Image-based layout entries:
• • •

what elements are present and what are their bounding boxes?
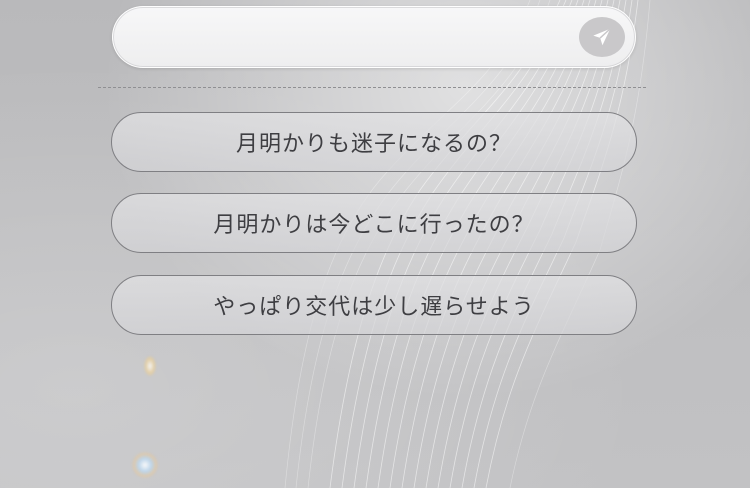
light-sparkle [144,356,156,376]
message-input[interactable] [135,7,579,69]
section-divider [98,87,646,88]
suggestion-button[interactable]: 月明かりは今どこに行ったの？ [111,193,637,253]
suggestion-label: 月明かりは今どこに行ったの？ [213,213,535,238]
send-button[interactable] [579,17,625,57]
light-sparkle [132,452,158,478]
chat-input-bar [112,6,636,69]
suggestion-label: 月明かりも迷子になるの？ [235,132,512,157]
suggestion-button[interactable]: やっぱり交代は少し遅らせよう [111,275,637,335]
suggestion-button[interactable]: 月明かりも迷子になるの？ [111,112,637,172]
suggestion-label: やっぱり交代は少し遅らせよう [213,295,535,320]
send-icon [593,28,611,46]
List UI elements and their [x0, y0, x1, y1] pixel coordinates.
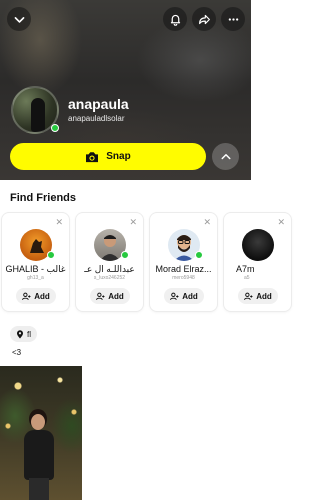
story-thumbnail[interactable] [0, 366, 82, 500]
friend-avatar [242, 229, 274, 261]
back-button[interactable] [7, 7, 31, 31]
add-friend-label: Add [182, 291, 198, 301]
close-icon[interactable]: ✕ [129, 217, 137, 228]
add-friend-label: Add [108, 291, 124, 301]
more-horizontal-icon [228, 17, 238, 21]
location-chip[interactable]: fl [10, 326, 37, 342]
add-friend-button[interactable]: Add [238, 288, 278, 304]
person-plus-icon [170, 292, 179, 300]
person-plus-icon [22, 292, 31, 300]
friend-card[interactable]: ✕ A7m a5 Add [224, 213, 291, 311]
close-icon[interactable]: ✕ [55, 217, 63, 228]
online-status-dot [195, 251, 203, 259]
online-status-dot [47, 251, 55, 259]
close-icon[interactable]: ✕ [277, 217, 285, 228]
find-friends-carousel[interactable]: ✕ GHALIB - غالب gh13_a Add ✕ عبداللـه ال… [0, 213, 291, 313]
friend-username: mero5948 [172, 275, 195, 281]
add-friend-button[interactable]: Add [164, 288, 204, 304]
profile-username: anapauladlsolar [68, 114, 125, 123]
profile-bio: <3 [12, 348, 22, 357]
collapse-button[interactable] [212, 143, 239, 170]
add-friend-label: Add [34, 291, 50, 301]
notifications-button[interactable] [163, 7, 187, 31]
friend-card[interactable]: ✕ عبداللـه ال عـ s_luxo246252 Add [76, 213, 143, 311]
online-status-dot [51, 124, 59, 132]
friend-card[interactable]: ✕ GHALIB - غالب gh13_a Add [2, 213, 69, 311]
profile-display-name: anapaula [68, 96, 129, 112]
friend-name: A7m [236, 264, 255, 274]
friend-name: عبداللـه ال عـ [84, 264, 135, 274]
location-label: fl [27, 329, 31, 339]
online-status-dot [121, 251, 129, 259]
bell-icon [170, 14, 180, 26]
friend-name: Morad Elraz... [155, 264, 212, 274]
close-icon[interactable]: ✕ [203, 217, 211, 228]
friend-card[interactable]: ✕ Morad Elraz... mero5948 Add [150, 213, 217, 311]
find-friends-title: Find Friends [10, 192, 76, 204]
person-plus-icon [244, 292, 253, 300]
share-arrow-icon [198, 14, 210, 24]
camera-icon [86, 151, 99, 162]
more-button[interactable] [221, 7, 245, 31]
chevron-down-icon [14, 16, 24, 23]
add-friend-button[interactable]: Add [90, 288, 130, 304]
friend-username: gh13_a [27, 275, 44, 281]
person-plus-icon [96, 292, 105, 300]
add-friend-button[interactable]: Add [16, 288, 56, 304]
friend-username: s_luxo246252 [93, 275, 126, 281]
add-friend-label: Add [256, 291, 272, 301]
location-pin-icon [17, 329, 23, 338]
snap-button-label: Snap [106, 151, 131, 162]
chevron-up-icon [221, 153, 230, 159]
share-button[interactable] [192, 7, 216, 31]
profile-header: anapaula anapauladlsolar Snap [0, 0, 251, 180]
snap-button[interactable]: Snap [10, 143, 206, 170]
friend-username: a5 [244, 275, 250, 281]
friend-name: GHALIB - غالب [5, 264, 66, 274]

• • •

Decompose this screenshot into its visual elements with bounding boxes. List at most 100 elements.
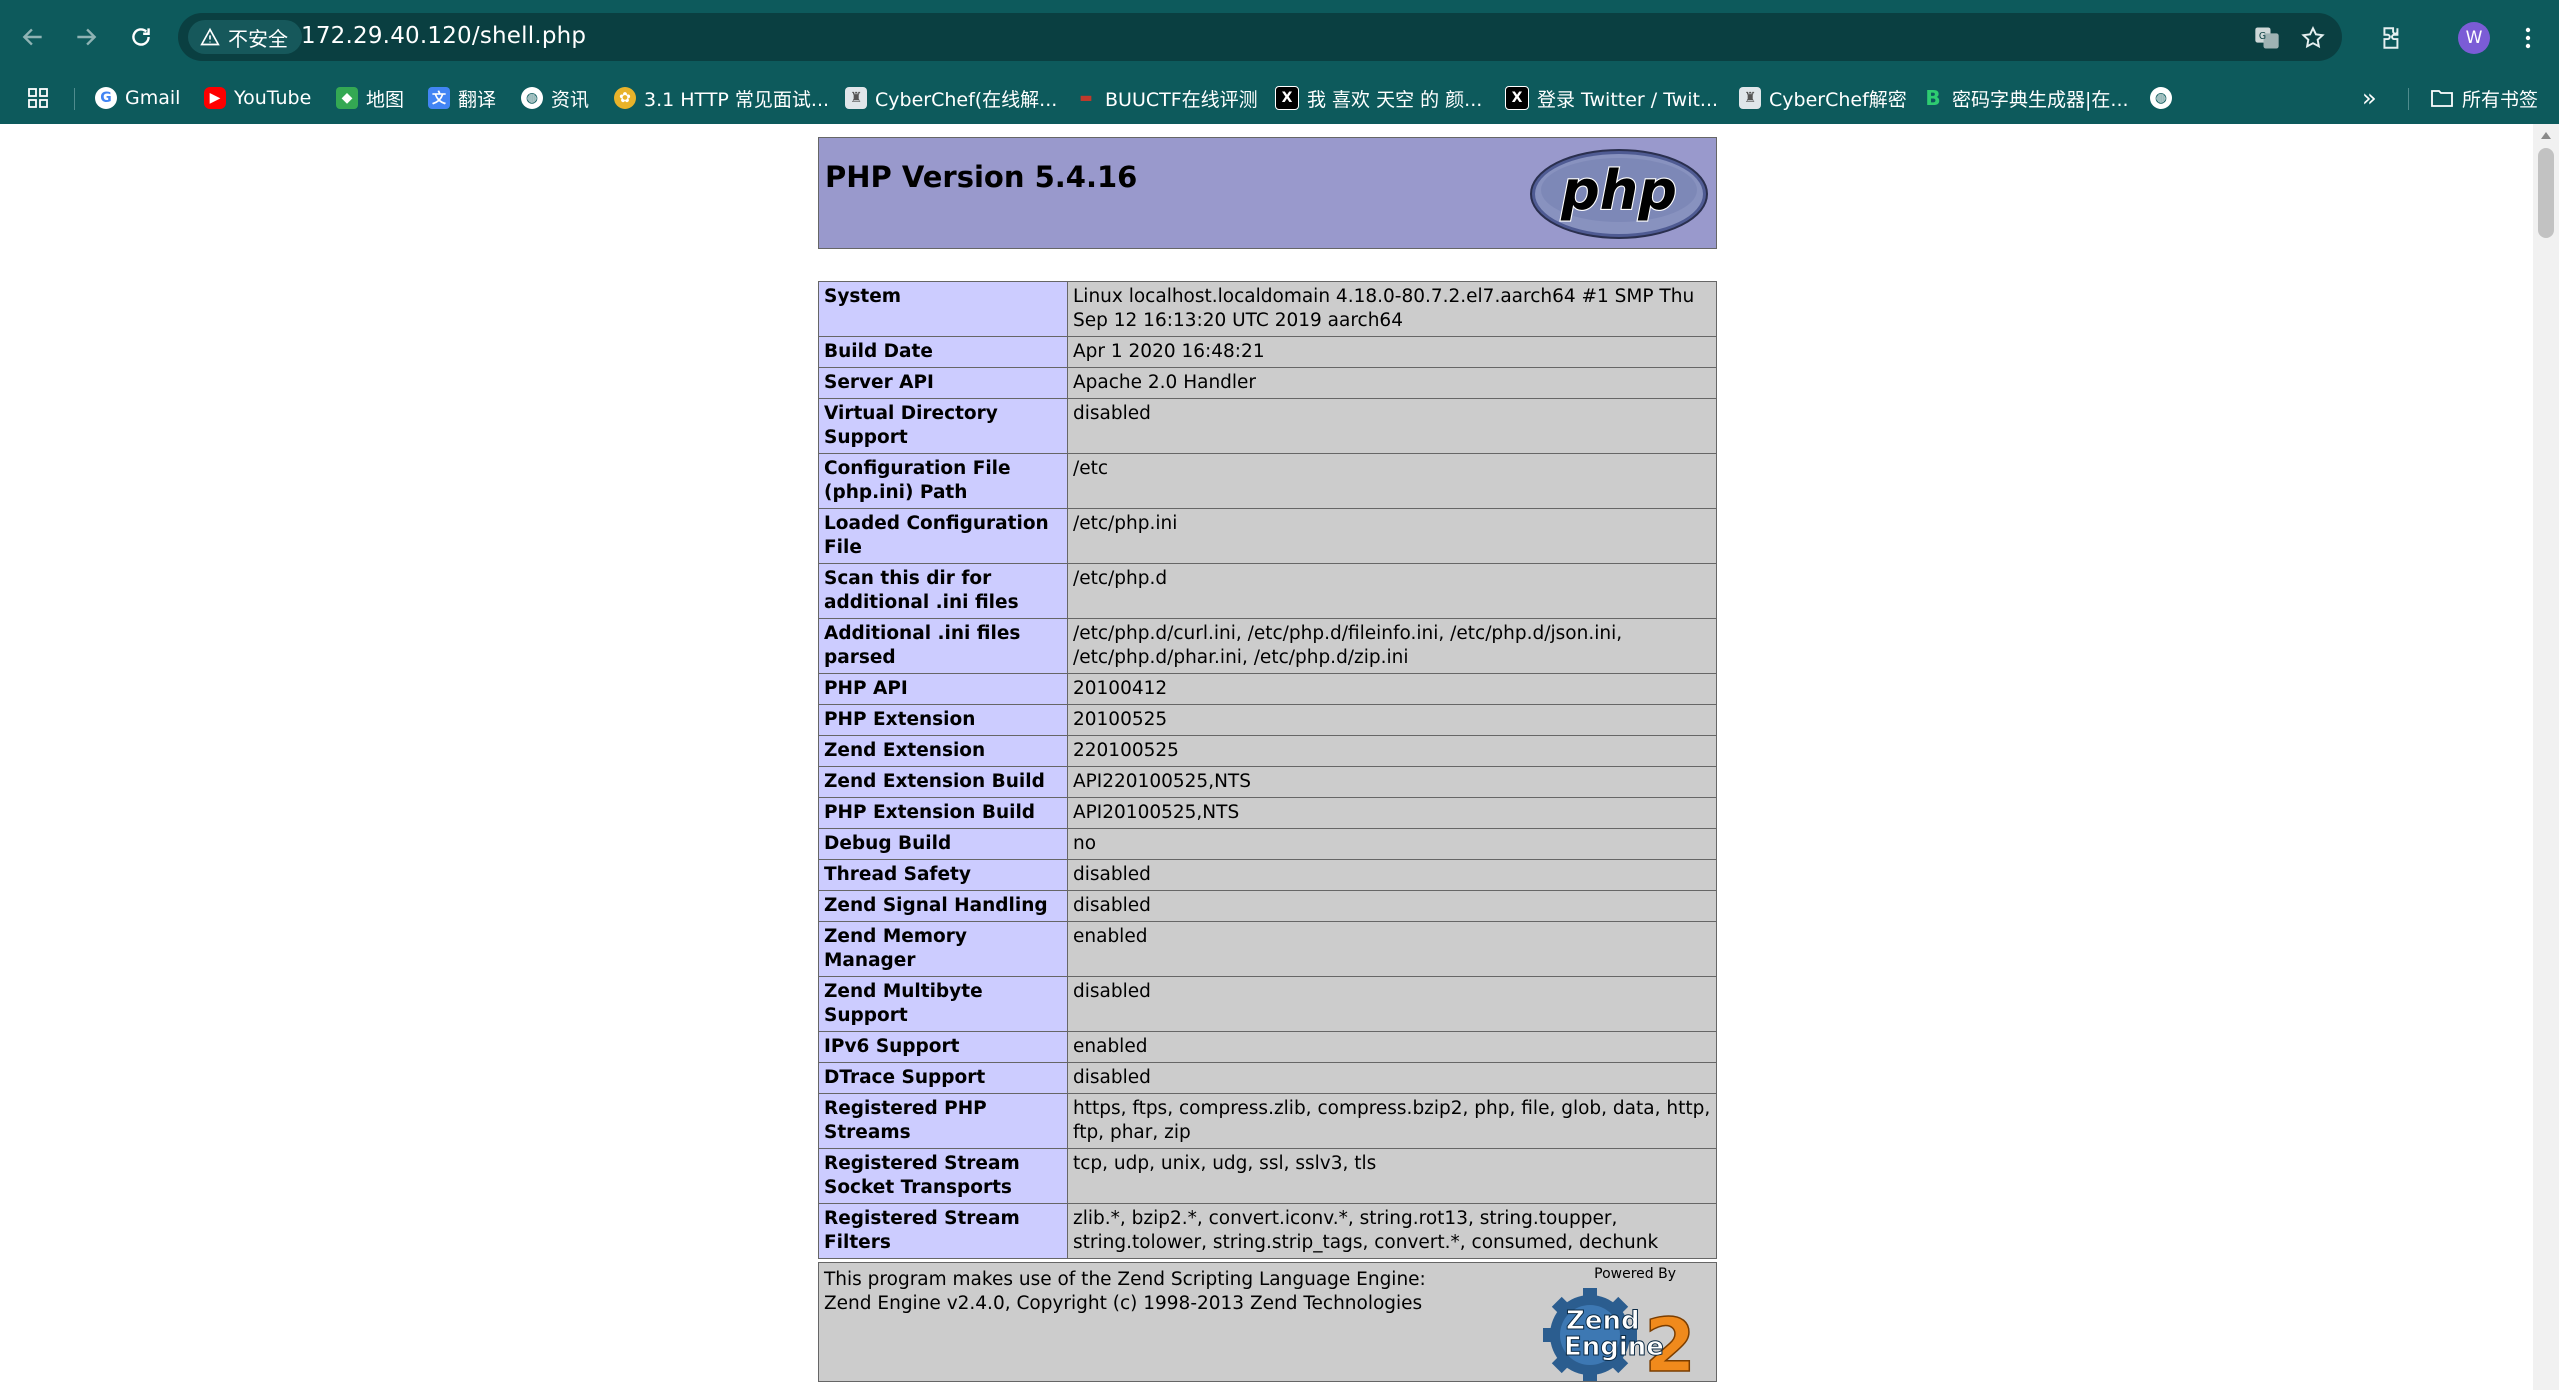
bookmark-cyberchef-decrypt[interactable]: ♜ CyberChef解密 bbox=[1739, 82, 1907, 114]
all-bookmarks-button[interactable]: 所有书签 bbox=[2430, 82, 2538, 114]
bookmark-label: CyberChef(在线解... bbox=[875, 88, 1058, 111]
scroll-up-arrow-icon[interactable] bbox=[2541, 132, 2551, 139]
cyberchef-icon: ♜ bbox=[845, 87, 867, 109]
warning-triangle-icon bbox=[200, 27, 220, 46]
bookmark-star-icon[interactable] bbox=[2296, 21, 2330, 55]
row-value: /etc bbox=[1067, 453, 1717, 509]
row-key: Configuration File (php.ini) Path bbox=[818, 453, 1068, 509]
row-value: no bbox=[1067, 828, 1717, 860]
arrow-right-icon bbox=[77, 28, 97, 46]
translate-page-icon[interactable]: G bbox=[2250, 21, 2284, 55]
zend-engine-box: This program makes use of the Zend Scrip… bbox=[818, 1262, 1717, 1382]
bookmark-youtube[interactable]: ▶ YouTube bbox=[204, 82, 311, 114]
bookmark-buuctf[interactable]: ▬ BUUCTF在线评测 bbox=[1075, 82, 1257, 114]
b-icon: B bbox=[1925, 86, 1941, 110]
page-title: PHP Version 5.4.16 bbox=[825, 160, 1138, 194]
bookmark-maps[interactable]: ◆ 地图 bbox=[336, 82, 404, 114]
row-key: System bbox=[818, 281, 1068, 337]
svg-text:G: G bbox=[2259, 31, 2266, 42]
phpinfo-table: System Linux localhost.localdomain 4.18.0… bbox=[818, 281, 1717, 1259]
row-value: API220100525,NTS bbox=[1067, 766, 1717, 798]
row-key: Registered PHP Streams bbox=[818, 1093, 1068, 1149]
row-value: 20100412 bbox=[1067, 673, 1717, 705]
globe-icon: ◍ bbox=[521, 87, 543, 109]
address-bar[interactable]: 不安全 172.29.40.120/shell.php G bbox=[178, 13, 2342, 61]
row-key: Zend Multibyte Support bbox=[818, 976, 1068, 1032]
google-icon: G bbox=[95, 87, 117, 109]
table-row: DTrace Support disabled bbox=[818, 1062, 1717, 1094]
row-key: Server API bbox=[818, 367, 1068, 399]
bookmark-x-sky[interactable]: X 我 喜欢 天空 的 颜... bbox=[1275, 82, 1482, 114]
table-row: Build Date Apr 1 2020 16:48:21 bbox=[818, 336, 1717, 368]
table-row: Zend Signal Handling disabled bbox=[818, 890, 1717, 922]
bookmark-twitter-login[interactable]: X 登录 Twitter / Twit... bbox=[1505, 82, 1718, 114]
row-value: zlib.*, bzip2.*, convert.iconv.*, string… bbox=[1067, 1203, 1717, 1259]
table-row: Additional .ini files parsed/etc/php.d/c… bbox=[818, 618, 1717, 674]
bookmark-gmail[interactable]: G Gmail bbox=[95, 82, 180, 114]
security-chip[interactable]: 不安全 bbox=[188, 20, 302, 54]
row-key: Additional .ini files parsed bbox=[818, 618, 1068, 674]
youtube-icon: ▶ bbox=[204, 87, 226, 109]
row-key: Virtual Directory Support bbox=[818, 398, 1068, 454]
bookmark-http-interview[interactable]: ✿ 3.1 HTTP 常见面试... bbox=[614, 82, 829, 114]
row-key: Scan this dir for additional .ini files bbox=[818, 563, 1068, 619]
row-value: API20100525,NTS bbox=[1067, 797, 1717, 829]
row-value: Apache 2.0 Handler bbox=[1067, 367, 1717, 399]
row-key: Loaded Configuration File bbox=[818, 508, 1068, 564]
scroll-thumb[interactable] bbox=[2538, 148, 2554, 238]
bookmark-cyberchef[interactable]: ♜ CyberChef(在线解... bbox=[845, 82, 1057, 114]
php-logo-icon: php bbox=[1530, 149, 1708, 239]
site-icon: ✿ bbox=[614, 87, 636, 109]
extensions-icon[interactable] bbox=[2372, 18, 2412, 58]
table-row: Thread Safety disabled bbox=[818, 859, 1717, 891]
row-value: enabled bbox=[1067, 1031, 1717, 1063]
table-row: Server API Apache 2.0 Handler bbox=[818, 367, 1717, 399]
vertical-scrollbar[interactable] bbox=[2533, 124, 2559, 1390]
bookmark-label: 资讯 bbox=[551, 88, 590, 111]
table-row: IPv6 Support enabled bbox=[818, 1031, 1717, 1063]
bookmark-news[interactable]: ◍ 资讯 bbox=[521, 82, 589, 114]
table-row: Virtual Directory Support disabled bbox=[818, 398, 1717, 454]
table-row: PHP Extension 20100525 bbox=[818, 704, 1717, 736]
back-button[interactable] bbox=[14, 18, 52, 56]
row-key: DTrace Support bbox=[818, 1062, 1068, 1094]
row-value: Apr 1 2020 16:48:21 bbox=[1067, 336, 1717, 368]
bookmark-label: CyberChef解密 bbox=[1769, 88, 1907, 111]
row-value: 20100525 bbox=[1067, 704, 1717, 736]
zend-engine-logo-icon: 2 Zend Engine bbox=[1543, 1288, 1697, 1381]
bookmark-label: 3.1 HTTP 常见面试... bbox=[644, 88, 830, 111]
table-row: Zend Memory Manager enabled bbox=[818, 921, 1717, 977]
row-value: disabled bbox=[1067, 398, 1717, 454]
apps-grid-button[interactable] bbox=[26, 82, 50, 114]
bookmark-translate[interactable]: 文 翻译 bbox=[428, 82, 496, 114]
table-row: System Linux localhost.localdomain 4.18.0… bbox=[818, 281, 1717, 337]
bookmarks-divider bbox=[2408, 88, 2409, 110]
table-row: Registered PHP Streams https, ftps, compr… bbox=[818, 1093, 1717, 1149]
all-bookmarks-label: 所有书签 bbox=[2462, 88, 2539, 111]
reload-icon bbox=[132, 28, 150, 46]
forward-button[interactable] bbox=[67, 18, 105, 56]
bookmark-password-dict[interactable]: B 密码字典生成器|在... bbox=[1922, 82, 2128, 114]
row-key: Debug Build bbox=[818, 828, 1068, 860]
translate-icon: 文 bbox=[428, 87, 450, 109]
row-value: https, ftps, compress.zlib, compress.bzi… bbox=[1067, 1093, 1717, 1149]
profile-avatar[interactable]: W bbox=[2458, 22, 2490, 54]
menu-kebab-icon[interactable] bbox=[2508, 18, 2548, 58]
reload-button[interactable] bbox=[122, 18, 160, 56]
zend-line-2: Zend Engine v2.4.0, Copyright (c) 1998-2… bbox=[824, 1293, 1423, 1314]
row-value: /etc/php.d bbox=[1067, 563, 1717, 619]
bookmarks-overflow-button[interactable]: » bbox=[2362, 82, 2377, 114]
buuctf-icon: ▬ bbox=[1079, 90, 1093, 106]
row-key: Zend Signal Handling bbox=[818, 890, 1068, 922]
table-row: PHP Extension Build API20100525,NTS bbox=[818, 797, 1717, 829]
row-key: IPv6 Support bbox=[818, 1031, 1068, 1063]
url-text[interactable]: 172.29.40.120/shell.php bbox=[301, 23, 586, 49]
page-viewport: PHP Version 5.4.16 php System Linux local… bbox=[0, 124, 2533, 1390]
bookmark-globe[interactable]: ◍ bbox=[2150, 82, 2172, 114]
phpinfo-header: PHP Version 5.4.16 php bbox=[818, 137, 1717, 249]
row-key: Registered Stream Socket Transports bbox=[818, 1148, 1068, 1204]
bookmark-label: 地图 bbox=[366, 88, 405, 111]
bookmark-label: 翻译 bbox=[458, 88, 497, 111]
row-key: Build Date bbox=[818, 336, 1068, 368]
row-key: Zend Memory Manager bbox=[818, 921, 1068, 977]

• • •

» DESCRIPTION OF THE TASK:
Reproduce the lines between the one containing "light-sparkle [144,356,156,376]" and the one containing "send-button[interactable] [579,17,625,57]", inclusive.

» FULL RESPONSE:
light-sparkle [144,356,156,376]
message-input[interactable] [135,7,579,69]
section-divider [98,87,646,88]
suggestion-button[interactable]: 月明かりは今どこに行ったの？ [111,193,637,253]
suggestion-label: 月明かりは今どこに行ったの？ [213,213,535,238]
send-button[interactable] [579,17,625,57]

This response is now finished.